**Aim of the exercise**.
Would it be possible to write out each entry below exactly, without the pictures?
##### Information shown
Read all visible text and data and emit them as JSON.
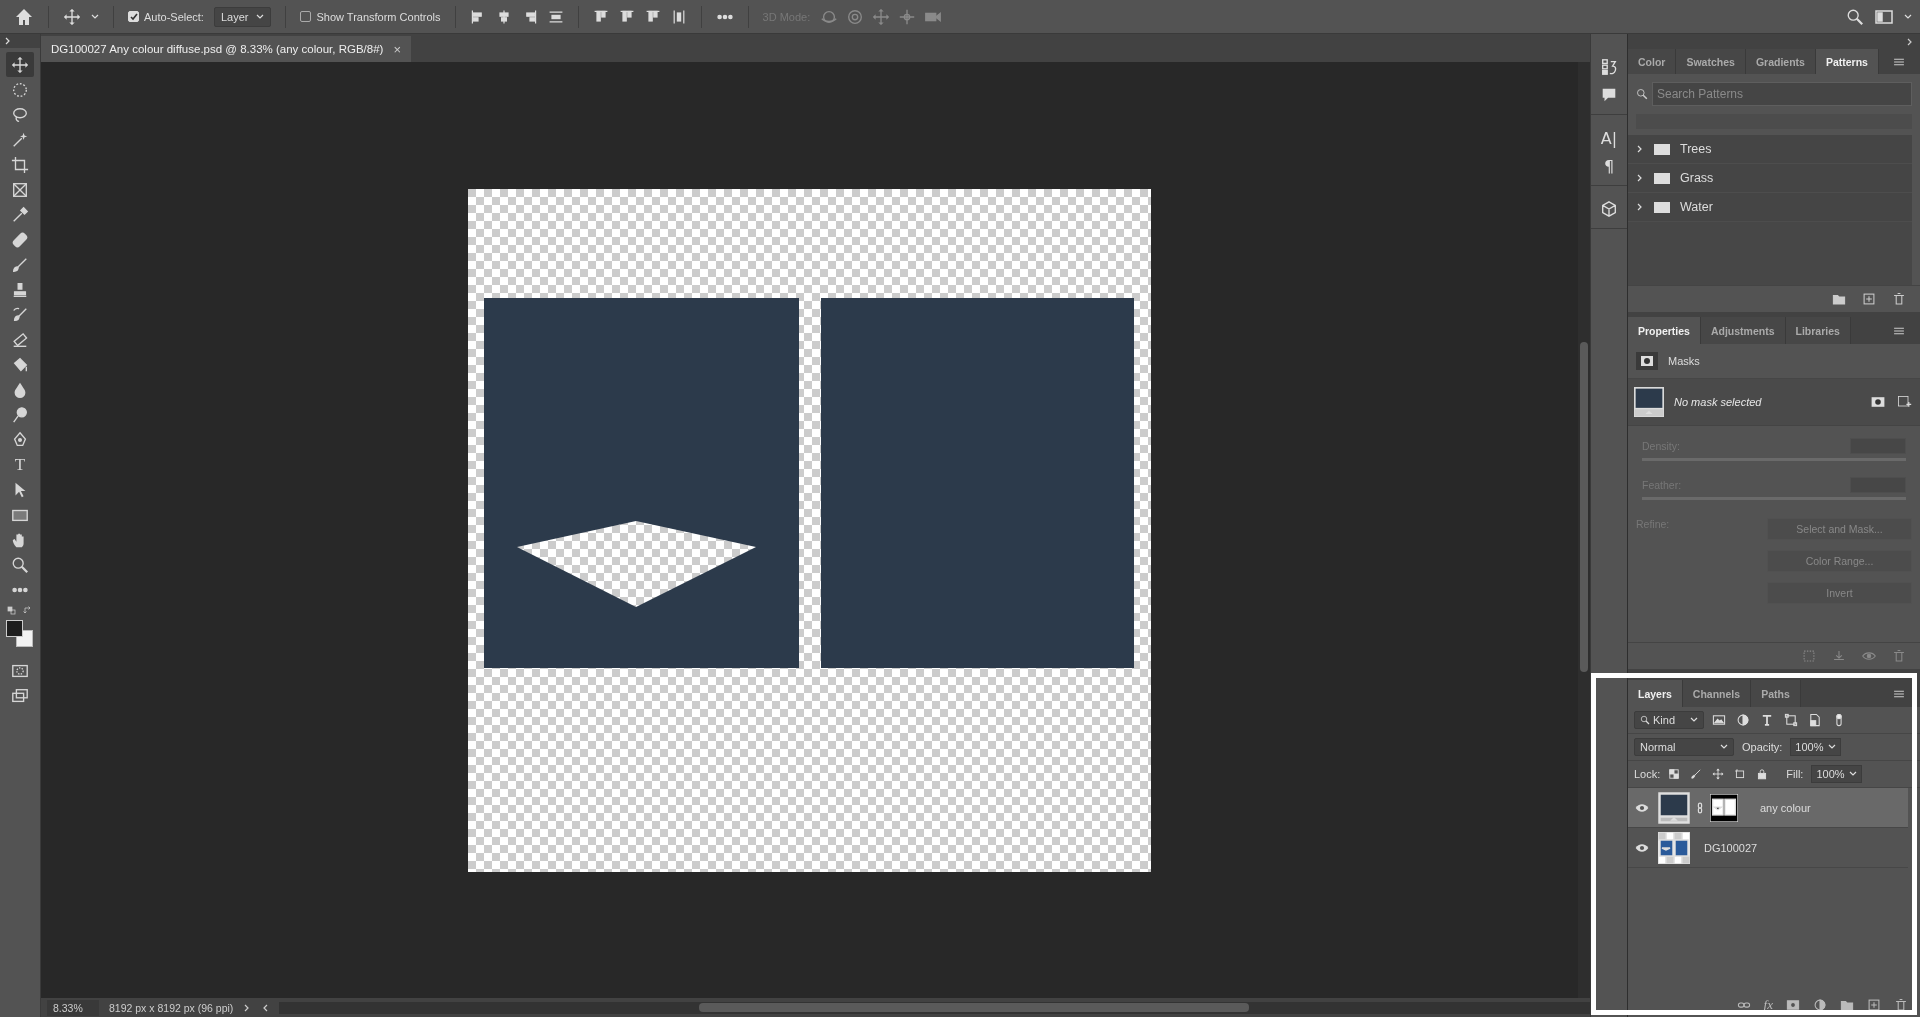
{
  "options_bar": {
    "auto_select": {
      "label": "Auto-Select:",
      "checked": true
    },
    "target": "Layer",
    "transform_controls": {
      "label": "Show Transform Controls",
      "checked": false
    },
    "mode_label": "3D Mode:"
  },
  "document_tab": {
    "title": "DG100027 Any colour diffuse.psd @ 8.33% (any colour, RGB/8#)",
    "close": "×"
  },
  "tools": [
    {
      "kind": "move",
      "selected": true
    },
    {
      "kind": "marquee",
      "selected": false
    },
    {
      "kind": "lasso",
      "selected": false
    },
    {
      "kind": "wand",
      "selected": false
    },
    {
      "kind": "crop",
      "selected": false
    },
    {
      "kind": "frame",
      "selected": false
    },
    {
      "kind": "eyedropper",
      "selected": false
    },
    {
      "kind": "healing",
      "selected": false
    },
    {
      "kind": "brush",
      "selected": false
    },
    {
      "kind": "stamp",
      "selected": false
    },
    {
      "kind": "history",
      "selected": false
    },
    {
      "kind": "eraser",
      "selected": false
    },
    {
      "kind": "bucket",
      "selected": false
    },
    {
      "kind": "blur",
      "selected": false
    },
    {
      "kind": "dodge",
      "selected": false
    },
    {
      "kind": "pen",
      "selected": false
    },
    {
      "kind": "type",
      "glyph": "T",
      "selected": false
    },
    {
      "kind": "select",
      "selected": false
    },
    {
      "kind": "rectangle",
      "selected": false
    },
    {
      "kind": "hand",
      "selected": false
    },
    {
      "kind": "zoom",
      "selected": false
    },
    {
      "kind": "more",
      "selected": false
    }
  ],
  "side_dock": [
    {
      "kind": "history"
    },
    {
      "kind": "comments"
    },
    {
      "kind": "character",
      "glyph": "A|"
    },
    {
      "kind": "paragraph",
      "glyph": "¶"
    },
    {
      "kind": "cube"
    }
  ],
  "patterns_panel": {
    "tabs": [
      {
        "label": "Color",
        "selected": false
      },
      {
        "label": "Swatches",
        "selected": false
      },
      {
        "label": "Gradients",
        "selected": false
      },
      {
        "label": "Patterns",
        "selected": true
      }
    ],
    "search": {
      "placeholder": "Search Patterns"
    },
    "groups": [
      {
        "name": "Trees",
        "expanded": false
      },
      {
        "name": "Grass",
        "expanded": false
      },
      {
        "name": "Water",
        "expanded": false
      }
    ]
  },
  "properties_panel": {
    "tabs": [
      {
        "label": "Properties",
        "selected": true
      },
      {
        "label": "Adjustments",
        "selected": false
      },
      {
        "label": "Libraries",
        "selected": false
      }
    ],
    "section": "Masks",
    "mask_status": "No mask selected",
    "density_label": "Density:",
    "feather_label": "Feather:",
    "refine_label": "Refine:",
    "buttons": [
      {
        "label": "Select and Mask...",
        "disabled": true
      },
      {
        "label": "Color Range...",
        "disabled": true
      },
      {
        "label": "Invert",
        "disabled": true
      }
    ]
  },
  "layers_panel": {
    "tabs": [
      {
        "label": "Layers",
        "selected": true
      },
      {
        "label": "Channels",
        "selected": false
      },
      {
        "label": "Paths",
        "selected": false
      }
    ],
    "filter": "Kind",
    "blend_mode": "Normal",
    "opacity_label": "Opacity:",
    "opacity": "100%",
    "lock_label": "Lock:",
    "fill_label": "Fill:",
    "fill": "100%",
    "effects": "fx",
    "layers": [
      {
        "name": "any colour",
        "visible": true,
        "selected": true,
        "has_mask": true
      },
      {
        "name": "DG100027",
        "visible": true,
        "selected": false,
        "has_mask": false
      }
    ]
  },
  "status_bar": {
    "zoom": "8.33%",
    "document_size": "8192 px x 8192 px (96 ppi)"
  }
}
##########
**Response below**.
Read all visible text and data and emit them as JSON.
{
  "options_bar": {
    "auto_select": {
      "label": "Auto-Select:",
      "checked": true
    },
    "target": "Layer",
    "transform_controls": {
      "label": "Show Transform Controls",
      "checked": false
    },
    "mode_label": "3D Mode:"
  },
  "document_tab": {
    "title": "DG100027 Any colour diffuse.psd @ 8.33% (any colour, RGB/8#)",
    "close": "×"
  },
  "tools": [
    {
      "kind": "move",
      "selected": true
    },
    {
      "kind": "marquee",
      "selected": false
    },
    {
      "kind": "lasso",
      "selected": false
    },
    {
      "kind": "wand",
      "selected": false
    },
    {
      "kind": "crop",
      "selected": false
    },
    {
      "kind": "frame",
      "selected": false
    },
    {
      "kind": "eyedropper",
      "selected": false
    },
    {
      "kind": "healing",
      "selected": false
    },
    {
      "kind": "brush",
      "selected": false
    },
    {
      "kind": "stamp",
      "selected": false
    },
    {
      "kind": "history",
      "selected": false
    },
    {
      "kind": "eraser",
      "selected": false
    },
    {
      "kind": "bucket",
      "selected": false
    },
    {
      "kind": "blur",
      "selected": false
    },
    {
      "kind": "dodge",
      "selected": false
    },
    {
      "kind": "pen",
      "selected": false
    },
    {
      "kind": "type",
      "glyph": "T",
      "selected": false
    },
    {
      "kind": "select",
      "selected": false
    },
    {
      "kind": "rectangle",
      "selected": false
    },
    {
      "kind": "hand",
      "selected": false
    },
    {
      "kind": "zoom",
      "selected": false
    },
    {
      "kind": "more",
      "selected": false
    }
  ],
  "side_dock": [
    {
      "kind": "history"
    },
    {
      "kind": "comments"
    },
    {
      "kind": "character",
      "glyph": "A|"
    },
    {
      "kind": "paragraph",
      "glyph": "¶"
    },
    {
      "kind": "cube"
    }
  ],
  "patterns_panel": {
    "tabs": [
      {
        "label": "Color",
        "selected": false
      },
      {
        "label": "Swatches",
        "selected": false
      },
      {
        "label": "Gradients",
        "selected": false
      },
      {
        "label": "Patterns",
        "selected": true
      }
    ],
    "search": {
      "placeholder": "Search Patterns"
    },
    "groups": [
      {
        "name": "Trees",
        "expanded": false
      },
      {
        "name": "Grass",
        "expanded": false
      },
      {
        "name": "Water",
        "expanded": false
      }
    ]
  },
  "properties_panel": {
    "tabs": [
      {
        "label": "Properties",
        "selected": true
      },
      {
        "label": "Adjustments",
        "selected": false
      },
      {
        "label": "Libraries",
        "selected": false
      }
    ],
    "section": "Masks",
    "mask_status": "No mask selected",
    "density_label": "Density:",
    "feather_label": "Feather:",
    "refine_label": "Refine:",
    "buttons": [
      {
        "label": "Select and Mask...",
        "disabled": true
      },
      {
        "label": "Color Range...",
        "disabled": true
      },
      {
        "label": "Invert",
        "disabled": true
      }
    ]
  },
  "layers_panel": {
    "tabs": [
      {
        "label": "Layers",
        "selected": true
      },
      {
        "label": "Channels",
        "selected": false
      },
      {
        "label": "Paths",
        "selected": false
      }
    ],
    "filter": "Kind",
    "blend_mode": "Normal",
    "opacity_label": "Opacity:",
    "opacity": "100%",
    "lock_label": "Lock:",
    "fill_label": "Fill:",
    "fill": "100%",
    "effects": "fx",
    "layers": [
      {
        "name": "any colour",
        "visible": true,
        "selected": true,
        "has_mask": true
      },
      {
        "name": "DG100027",
        "visible": true,
        "selected": false,
        "has_mask": false
      }
    ]
  },
  "status_bar": {
    "zoom": "8.33%",
    "document_size": "8192 px x 8192 px (96 ppi)"
  }
}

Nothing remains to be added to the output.